▶ _GOAL_:
Select from the records below every line that has the word "stadium" in it.
##### MATERIAL TO PROCESS
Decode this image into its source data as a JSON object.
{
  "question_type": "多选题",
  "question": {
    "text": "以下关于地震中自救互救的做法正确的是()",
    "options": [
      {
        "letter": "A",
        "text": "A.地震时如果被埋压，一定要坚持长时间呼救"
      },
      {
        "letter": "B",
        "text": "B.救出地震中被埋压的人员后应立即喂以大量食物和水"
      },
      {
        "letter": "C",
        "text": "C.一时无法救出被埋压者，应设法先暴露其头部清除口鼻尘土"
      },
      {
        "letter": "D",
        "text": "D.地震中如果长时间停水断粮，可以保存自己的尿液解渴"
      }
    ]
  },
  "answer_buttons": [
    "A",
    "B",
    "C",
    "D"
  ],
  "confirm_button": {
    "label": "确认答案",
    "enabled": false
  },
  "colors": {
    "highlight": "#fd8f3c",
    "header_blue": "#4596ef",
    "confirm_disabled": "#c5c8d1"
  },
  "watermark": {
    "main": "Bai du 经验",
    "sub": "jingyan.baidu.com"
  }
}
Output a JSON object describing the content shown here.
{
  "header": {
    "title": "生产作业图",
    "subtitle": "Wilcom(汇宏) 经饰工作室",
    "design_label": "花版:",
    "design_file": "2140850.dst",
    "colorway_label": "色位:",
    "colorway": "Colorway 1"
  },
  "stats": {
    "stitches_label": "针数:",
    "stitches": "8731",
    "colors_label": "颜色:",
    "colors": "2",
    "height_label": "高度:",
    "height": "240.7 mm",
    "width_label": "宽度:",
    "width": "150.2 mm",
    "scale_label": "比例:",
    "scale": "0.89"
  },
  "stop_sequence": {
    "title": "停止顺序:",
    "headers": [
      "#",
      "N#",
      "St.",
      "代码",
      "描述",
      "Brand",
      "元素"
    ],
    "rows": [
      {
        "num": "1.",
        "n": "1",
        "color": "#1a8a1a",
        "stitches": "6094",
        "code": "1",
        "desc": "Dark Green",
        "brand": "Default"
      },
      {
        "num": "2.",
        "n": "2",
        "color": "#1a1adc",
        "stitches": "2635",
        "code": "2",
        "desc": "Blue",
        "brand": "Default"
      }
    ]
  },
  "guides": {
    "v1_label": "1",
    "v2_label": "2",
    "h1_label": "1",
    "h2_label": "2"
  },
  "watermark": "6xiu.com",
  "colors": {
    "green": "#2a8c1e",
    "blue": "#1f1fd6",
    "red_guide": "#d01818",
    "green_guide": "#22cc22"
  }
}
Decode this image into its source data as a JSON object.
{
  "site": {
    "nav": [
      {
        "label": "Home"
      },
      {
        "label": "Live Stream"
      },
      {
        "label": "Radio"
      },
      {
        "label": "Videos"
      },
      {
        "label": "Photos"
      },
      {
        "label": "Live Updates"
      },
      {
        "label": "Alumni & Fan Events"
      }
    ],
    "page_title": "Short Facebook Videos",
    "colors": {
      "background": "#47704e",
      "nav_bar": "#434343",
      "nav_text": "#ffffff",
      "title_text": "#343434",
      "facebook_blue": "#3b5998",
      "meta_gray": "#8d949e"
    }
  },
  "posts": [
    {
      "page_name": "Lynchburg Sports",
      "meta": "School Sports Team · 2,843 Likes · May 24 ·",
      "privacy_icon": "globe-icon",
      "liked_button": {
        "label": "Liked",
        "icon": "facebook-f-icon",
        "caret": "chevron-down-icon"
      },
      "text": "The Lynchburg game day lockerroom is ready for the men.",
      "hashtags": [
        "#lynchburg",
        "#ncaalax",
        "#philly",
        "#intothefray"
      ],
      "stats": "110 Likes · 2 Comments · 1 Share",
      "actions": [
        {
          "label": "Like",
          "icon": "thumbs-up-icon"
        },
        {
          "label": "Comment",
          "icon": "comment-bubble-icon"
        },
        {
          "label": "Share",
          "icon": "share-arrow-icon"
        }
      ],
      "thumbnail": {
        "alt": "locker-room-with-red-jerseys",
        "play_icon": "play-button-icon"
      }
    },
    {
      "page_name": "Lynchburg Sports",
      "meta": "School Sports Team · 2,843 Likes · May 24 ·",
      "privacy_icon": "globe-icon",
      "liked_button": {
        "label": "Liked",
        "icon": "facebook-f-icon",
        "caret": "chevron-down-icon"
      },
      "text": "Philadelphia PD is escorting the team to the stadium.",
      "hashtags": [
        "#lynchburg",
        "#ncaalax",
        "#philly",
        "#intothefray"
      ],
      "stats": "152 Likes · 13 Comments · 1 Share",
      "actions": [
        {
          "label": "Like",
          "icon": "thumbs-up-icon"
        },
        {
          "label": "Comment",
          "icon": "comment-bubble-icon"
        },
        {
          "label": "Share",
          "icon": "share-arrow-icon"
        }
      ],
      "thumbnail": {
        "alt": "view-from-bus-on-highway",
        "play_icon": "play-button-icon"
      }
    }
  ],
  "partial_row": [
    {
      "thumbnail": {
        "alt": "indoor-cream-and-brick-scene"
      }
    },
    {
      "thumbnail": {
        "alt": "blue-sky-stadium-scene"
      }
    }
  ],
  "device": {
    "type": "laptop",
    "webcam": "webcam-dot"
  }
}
##########
▶ _EXERCISE SOLUTION_:
      "text": "Philadelphia PD is escorting the team to the stadium.",
        "alt": "blue-sky-stadium-scene"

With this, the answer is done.